Work request: In the text on subsidies below, how much did the US federal government pay directly to farmers in 2020?

Besides, there is the related question of what happens to those households after the six-months that the targeted transfers are supposed to last. Would such households be automatically lifted from poverty or will the sudden withdrawal of the monthly N5,000 stipend (which they will have become used to) actually worsen their standard of living beyond what it was before the start of the cash transfer? I believe the proposed $800 million World Bank loan to be used for such targeted cash transfer would be more impactful if they are geared at producing at least 1,000 viable small businesses in each of the 36 states of the federation, as well as in supporting existing businesses and providing public transportation systems across the country. Nigeria needs to evolve a sustainable welfare programme for the poor and the aged, instead of using them as pawns to make us feel good and empathetic.
Three, it is unfortunate that an uncritical consensus seems to have been built around the very fallacious notion that subsidies are bad and that they distort everything in the economy. The truth is that virtually all successful economies in the world today, even the most capitalistic and free market-oriented, employ various forms of subsidy to support targeted segments of their society. For instance, figures from Hinrich Foundation, an Asia-based philanthropic organisation that works to advance sustainable global trade, show that 54 OECD countries and 12 emerging economies provide over US$700 billion each year in some form of support to their agricultural sectors alone.
In 2020, for example, the federal government in USA made $45.7 billion direct payments to farmers — a record high amount due to pandemic assistance. During the same pandemic, other subsidies (or palliatives) were provided to both citizens and businesses. In the United Kingdom, grants statistics showed that around £258 billion was spent on subsidies in 2020/21, representing about 23% of all spending. In 2021/22, the country provided the sum of £1.65 billion as direct subsidies to farmers, in line with the figures set out in the country’s Agricultural Transition Plan.

Excerpted records:

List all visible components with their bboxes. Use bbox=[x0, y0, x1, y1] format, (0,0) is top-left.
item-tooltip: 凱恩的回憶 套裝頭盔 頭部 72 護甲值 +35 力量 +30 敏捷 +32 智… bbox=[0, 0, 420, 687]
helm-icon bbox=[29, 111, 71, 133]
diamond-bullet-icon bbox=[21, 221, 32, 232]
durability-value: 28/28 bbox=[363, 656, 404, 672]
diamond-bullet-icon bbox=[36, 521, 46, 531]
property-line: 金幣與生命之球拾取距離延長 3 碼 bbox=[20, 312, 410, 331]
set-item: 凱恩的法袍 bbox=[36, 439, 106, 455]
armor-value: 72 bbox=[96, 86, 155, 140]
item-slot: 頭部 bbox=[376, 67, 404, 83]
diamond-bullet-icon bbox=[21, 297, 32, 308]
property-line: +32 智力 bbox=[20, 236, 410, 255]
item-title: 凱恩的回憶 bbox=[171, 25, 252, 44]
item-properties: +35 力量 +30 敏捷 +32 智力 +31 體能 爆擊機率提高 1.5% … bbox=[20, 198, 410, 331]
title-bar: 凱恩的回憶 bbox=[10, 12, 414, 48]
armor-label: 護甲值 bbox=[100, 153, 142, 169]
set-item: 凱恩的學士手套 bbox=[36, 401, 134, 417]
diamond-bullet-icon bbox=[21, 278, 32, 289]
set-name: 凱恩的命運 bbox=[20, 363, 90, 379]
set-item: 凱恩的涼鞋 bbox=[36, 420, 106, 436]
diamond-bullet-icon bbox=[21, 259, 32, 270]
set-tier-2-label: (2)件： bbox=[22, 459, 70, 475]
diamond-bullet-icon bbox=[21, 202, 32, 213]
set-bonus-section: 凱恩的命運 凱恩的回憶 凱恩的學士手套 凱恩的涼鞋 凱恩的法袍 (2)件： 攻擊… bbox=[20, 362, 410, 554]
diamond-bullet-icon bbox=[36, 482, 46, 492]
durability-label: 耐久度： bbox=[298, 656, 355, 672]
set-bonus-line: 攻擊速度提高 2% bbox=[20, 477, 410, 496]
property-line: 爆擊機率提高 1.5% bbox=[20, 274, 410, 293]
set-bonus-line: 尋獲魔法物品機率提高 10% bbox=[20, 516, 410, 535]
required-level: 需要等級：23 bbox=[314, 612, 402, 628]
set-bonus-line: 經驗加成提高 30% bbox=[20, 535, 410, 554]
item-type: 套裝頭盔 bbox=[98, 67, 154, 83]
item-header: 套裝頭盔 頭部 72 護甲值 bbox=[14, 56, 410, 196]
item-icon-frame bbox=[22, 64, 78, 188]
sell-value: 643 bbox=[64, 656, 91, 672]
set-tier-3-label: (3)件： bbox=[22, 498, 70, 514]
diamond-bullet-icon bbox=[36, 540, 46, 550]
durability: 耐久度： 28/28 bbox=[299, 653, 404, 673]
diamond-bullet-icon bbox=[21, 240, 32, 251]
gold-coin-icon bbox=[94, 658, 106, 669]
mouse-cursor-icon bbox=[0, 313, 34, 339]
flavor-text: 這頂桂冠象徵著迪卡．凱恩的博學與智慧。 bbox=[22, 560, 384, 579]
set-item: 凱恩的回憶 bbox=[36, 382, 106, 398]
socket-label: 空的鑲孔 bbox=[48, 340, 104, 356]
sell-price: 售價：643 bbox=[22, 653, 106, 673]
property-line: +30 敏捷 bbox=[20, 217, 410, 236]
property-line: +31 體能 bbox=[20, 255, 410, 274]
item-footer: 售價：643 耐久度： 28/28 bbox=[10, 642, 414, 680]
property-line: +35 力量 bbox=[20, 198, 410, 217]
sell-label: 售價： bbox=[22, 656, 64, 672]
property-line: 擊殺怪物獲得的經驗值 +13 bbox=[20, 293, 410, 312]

Answer to this exercise: $45.7 billion